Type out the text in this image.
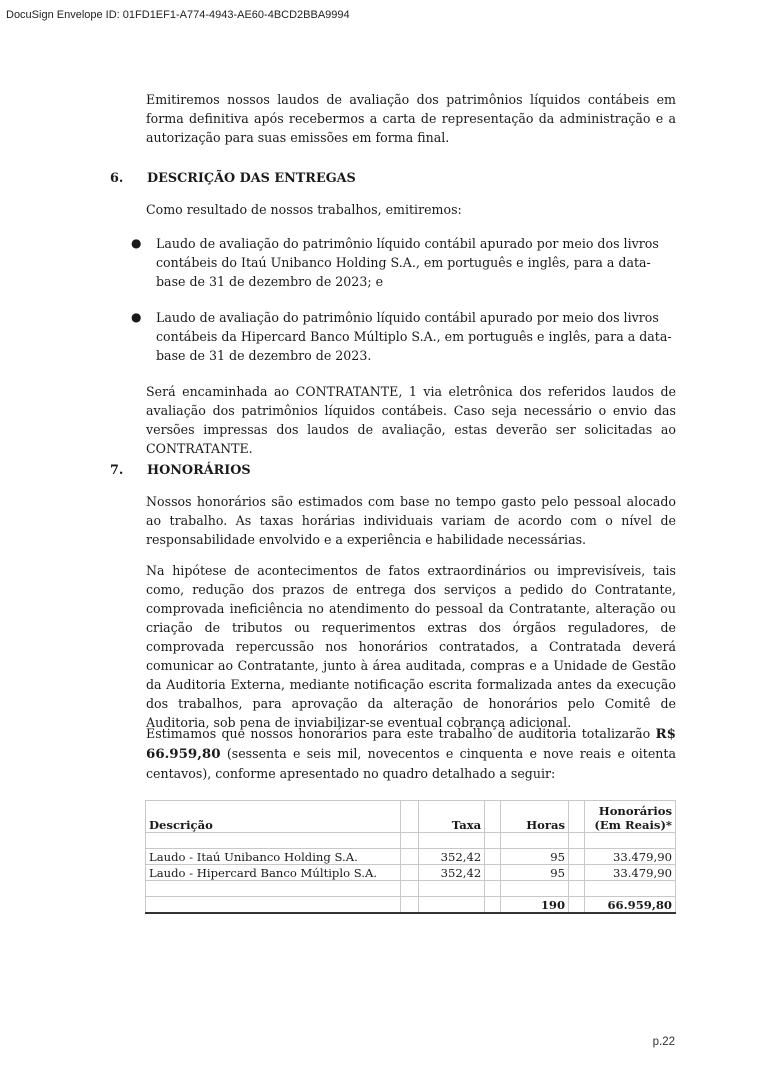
DocuSign Envelope ID: 01FD1EF1-A774-4943-AE60-4BCD2BBA9994

Emitiremos nossos laudos de avaliação dos patrimônios líquidos contábeis em forma definitiva após recebermos a carta de representação da administração e a autorização para suas emissões em forma final.

6. DESCRIÇÃO DAS ENTREGAS

Como resultado de nossos trabalhos, emitiremos:

● Laudo de avaliação do patrimônio líquido contábil apurado por meio dos livros contábeis do Itaú Unibanco Holding S.A., em português e inglês, para a data-base de 31 de dezembro de 2023; e

● Laudo de avaliação do patrimônio líquido contábil apurado por meio dos livros contábeis da Hipercard Banco Múltiplo S.A., em português e inglês, para a data-base de 31 de dezembro de 2023.

Será encaminhada ao CONTRATANTE, 1 via eletrônica dos referidos laudos de avaliação dos patrimônios líquidos contábeis. Caso seja necessário o envio das versões impressas dos laudos de avaliação, estas deverão ser solicitadas ao CONTRATANTE.

7. HONORÁRIOS

Nossos honorários são estimados com base no tempo gasto pelo pessoal alocado ao trabalho. As taxas horárias individuais variam de acordo com o nível de responsabilidade envolvido e a experiência e habilidade necessárias.

Na hipótese de acontecimentos de fatos extraordinários ou imprevisíveis, tais como, redução dos prazos de entrega dos serviços a pedido do Contratante, comprovada ineficiência no atendimento do pessoal da Contratante, alteração ou criação de tributos ou requerimentos extras dos órgãos reguladores, de comprovada repercussão nos honorários contratados, a Contratada deverá comunicar ao Contratante, junto à área auditada, compras e a Unidade de Gestão da Auditoria Externa, mediante notificação escrita formalizada antes da execução dos trabalhos, para aprovação da alteração de honorários pelo Comitê de Auditoria, sob pena de inviabilizar-se eventual cobrança adicional.

Estimamos que nossos honorários para este trabalho de auditoria totalizarão R$ 66.959,80 (sessenta e seis mil, novecentos e cinquenta e nove reais e oitenta centavos), conforme apresentado no quadro detalhado a seguir:

Descrição		Taxa		Horas		Honorários
(Em Reais)*

Laudo - Itaú Unibanco Holding S.A.		352,42		95		33.479,90
Laudo - Hipercard Banco Múltiplo S.A.		352,42		95		33.479,90

				190		66.959,80
p.22
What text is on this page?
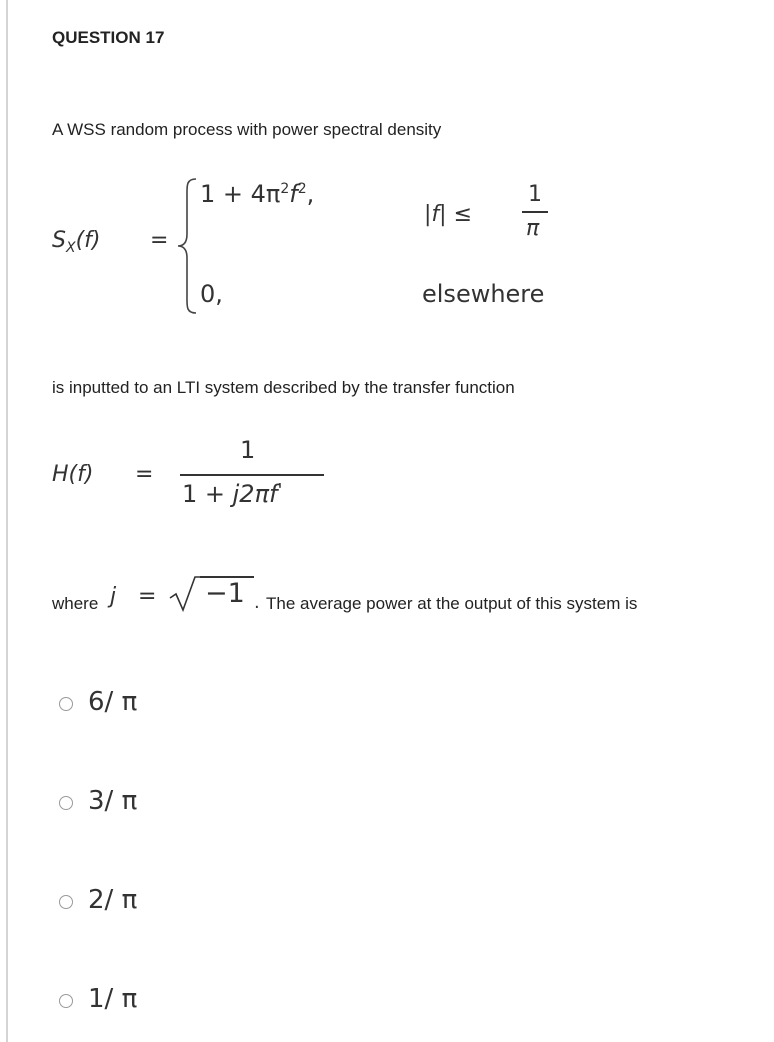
QUESTION 17
A WSS random process with power spectral density
$S_X(f)$ =
$1 + 4\pi^2f^2$,
|f| ≤
1
π
0,	elsewhere
is inputted to an LTI system described by the transfer function
H(f) =
1
1 + j2πf'
where j = −1 . The average power at the output of this system is
6/ π
3/ π
2/ π
1/ π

Short task ->
Output only the lines from the one that contains "What text is on this page?" to the end of the entries above, both end lines included, and drop the pictures.

Answer below ->
What text is on this page?
QUESTION 17
A WSS random process with power spectral density
$S_X(f)$ =
$1 + 4\pi^2f^2$,
|f| ≤
1
π
0,	elsewhere
is inputted to an LTI system described by the transfer function
H(f) =
1
1 + j2πf'
where j = −1 . The average power at the output of this system is
6/ π
3/ π
2/ π
1/ π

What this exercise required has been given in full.